What is being asked - Filter the listing and keep only the lines with the word "сечения".
********
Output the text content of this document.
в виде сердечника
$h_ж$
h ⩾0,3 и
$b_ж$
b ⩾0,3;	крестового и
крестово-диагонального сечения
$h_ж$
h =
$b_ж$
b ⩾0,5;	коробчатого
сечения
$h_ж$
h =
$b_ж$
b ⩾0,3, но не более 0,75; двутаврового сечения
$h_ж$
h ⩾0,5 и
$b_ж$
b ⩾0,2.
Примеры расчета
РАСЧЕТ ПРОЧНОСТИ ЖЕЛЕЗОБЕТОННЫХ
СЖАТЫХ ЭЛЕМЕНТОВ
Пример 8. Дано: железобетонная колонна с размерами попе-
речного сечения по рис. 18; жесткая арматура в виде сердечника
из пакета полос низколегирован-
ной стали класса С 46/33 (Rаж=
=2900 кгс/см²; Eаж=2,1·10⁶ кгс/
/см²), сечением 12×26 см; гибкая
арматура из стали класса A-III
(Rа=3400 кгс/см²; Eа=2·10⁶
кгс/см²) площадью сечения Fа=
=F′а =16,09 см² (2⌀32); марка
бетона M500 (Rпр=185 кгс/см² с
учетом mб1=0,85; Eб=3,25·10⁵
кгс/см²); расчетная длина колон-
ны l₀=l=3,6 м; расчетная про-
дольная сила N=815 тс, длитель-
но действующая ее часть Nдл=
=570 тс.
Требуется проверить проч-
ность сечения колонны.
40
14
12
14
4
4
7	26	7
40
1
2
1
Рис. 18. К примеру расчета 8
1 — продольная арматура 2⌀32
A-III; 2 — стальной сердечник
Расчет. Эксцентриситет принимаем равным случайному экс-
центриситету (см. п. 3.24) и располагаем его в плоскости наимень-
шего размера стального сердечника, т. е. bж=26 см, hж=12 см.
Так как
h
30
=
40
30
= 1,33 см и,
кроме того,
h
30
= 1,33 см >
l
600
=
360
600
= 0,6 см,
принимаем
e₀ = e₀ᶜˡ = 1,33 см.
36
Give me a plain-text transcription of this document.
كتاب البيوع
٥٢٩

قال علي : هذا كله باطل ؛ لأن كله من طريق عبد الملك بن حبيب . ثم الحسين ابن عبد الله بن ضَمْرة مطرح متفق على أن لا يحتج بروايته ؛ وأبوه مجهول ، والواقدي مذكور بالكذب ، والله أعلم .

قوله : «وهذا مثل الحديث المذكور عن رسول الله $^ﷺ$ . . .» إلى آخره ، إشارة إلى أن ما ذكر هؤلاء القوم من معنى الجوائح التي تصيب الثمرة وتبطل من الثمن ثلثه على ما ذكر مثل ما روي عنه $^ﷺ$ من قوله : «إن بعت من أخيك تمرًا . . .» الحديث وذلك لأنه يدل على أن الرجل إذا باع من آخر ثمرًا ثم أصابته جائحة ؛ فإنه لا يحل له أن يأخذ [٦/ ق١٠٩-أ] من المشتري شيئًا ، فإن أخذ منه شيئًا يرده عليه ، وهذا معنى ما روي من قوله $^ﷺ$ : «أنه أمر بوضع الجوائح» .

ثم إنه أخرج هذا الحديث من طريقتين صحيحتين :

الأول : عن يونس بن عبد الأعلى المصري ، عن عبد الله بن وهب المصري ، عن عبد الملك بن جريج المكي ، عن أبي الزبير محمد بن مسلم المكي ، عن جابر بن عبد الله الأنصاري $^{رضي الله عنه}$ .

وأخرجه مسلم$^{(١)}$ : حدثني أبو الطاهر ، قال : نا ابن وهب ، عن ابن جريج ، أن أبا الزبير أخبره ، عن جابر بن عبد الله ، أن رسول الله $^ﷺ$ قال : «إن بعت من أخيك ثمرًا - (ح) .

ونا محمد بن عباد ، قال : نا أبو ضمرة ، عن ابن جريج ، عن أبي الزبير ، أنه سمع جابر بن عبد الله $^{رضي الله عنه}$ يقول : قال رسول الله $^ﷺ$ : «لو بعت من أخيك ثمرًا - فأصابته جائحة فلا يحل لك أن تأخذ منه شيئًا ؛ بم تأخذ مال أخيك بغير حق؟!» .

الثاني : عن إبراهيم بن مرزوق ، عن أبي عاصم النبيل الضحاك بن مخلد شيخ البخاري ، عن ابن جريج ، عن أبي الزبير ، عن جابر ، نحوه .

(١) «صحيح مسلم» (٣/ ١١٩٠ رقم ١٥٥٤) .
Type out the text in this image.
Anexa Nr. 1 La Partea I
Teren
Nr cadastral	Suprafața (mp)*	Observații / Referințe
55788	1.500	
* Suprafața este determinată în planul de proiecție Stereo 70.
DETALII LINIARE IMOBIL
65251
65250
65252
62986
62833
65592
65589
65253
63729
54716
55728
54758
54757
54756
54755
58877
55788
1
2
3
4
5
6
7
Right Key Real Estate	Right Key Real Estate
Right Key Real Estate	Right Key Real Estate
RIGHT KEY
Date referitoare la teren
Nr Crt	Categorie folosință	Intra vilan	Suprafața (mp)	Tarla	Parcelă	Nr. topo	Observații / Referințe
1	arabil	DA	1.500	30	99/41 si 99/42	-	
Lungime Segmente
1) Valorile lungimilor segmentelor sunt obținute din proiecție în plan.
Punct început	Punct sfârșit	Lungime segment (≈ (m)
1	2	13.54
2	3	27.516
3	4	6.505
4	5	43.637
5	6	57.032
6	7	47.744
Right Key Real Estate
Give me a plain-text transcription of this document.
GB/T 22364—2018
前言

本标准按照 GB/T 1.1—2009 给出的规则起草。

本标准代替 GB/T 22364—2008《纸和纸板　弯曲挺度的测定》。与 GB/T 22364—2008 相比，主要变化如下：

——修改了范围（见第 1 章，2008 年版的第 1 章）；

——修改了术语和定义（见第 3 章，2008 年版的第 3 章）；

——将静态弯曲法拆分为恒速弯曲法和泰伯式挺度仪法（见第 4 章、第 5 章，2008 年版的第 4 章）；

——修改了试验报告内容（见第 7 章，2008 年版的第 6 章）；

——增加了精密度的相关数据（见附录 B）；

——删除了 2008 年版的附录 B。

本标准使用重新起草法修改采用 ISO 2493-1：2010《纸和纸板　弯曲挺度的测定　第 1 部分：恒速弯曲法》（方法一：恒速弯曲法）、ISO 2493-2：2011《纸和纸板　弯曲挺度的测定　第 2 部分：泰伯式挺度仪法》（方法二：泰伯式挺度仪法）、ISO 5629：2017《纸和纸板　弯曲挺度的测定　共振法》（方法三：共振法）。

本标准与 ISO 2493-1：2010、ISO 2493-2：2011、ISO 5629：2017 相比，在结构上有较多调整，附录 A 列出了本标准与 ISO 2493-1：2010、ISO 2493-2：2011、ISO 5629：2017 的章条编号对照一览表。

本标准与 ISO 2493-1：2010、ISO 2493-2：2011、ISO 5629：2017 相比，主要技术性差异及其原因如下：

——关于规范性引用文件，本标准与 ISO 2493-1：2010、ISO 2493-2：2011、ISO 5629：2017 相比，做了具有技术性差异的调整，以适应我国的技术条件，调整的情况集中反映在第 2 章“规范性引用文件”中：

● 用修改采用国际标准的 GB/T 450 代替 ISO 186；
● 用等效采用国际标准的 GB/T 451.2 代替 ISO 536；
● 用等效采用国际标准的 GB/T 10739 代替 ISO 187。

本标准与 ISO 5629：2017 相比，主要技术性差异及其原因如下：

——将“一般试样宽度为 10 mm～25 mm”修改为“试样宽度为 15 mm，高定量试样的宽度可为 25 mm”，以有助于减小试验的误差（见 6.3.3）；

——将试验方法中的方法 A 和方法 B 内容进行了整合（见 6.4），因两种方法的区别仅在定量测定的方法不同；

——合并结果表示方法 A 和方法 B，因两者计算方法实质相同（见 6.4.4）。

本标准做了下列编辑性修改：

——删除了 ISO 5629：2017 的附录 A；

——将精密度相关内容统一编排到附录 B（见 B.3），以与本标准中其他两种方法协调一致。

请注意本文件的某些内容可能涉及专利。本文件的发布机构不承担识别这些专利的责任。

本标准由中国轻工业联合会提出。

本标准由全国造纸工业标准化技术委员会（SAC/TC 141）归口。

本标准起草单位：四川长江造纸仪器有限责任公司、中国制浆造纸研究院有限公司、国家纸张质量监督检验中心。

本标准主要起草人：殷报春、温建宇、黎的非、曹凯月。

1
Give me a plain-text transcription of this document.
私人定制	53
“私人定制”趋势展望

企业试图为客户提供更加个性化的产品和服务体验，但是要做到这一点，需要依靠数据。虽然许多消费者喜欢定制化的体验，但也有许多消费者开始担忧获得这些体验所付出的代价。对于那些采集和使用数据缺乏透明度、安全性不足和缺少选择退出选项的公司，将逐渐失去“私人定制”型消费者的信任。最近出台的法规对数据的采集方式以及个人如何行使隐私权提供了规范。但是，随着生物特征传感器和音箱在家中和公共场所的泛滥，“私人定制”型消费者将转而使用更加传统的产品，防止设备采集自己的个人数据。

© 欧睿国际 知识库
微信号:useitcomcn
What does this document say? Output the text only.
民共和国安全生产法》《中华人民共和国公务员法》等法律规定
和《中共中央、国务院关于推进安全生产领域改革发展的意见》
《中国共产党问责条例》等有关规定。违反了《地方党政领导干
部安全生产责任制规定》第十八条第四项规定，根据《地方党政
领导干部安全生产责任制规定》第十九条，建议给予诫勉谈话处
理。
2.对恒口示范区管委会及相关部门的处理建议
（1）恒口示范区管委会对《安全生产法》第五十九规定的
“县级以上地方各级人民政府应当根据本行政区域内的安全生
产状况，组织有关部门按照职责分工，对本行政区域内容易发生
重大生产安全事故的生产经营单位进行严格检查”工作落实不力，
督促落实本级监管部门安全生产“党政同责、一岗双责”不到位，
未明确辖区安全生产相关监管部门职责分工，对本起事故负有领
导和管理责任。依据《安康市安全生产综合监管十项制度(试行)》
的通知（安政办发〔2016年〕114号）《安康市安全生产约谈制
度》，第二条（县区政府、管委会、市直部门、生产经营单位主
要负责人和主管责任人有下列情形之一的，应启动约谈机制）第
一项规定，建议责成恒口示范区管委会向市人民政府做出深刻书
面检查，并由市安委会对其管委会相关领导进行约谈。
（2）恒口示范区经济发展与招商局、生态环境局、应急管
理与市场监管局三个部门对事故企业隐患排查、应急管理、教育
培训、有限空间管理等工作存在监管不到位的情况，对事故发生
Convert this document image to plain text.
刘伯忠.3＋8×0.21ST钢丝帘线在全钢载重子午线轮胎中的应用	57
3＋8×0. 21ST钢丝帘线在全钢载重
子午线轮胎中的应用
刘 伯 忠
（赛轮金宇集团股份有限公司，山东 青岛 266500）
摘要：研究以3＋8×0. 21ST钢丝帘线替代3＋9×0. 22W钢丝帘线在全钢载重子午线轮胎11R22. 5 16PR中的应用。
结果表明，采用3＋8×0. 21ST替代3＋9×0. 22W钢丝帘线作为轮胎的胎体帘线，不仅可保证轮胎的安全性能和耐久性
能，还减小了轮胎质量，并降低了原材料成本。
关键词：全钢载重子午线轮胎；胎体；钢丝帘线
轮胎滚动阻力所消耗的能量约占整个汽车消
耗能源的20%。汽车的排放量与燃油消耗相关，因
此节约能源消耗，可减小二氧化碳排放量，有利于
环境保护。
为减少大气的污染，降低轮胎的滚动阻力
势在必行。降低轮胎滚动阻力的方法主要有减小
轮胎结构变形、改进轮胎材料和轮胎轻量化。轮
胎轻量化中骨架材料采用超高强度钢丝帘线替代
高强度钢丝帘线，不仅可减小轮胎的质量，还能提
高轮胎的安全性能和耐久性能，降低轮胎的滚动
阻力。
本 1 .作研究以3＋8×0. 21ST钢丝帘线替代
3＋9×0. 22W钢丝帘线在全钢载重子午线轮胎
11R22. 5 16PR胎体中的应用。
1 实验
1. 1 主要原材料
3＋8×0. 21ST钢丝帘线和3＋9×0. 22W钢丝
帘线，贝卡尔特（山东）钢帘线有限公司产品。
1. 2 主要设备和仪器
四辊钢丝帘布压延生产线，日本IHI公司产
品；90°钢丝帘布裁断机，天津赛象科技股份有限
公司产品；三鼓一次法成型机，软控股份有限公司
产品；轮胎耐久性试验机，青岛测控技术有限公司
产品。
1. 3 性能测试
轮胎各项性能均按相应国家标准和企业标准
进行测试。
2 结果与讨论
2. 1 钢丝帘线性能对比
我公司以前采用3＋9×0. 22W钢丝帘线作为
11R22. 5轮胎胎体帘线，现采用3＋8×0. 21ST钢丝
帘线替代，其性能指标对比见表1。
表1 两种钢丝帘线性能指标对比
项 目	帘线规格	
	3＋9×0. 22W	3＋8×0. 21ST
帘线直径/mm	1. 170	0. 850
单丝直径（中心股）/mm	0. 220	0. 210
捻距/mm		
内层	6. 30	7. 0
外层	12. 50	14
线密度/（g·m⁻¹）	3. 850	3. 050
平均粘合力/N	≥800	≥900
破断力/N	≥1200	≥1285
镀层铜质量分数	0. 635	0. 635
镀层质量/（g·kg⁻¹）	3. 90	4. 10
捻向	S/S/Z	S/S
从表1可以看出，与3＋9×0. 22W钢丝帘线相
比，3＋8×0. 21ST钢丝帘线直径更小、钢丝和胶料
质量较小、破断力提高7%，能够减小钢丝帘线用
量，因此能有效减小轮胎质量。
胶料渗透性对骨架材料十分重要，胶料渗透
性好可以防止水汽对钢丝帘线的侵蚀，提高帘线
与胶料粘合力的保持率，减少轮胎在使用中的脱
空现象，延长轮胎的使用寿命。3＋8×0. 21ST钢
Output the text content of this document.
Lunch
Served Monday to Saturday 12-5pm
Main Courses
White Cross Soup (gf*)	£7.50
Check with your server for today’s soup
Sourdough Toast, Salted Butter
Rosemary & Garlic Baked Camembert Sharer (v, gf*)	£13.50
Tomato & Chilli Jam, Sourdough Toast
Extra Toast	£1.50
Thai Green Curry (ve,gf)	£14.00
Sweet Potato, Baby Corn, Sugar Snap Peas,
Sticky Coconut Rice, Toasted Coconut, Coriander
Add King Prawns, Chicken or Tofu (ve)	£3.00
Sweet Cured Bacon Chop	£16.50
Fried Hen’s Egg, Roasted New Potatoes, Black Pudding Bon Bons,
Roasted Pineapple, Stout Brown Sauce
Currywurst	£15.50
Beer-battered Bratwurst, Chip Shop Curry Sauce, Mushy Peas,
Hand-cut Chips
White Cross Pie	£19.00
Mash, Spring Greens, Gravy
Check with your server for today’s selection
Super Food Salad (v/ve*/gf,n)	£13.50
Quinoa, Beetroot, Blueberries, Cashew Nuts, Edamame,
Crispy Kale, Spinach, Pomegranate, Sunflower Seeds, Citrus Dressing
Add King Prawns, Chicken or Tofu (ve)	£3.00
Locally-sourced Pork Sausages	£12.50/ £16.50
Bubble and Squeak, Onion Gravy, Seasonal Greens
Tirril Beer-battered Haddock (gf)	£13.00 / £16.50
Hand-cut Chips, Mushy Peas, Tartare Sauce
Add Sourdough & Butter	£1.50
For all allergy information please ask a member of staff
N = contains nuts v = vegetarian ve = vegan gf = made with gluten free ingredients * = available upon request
********
Correct response -
крестово-диагонального сечения
сечения
b ⩾0,3, но не более 0,75; двутаврового сечения
речного сечения по рис. 18; жесткая арматура в виде сердечника
кгс/см²) площадью сечения Fа=
ность сечения колонны.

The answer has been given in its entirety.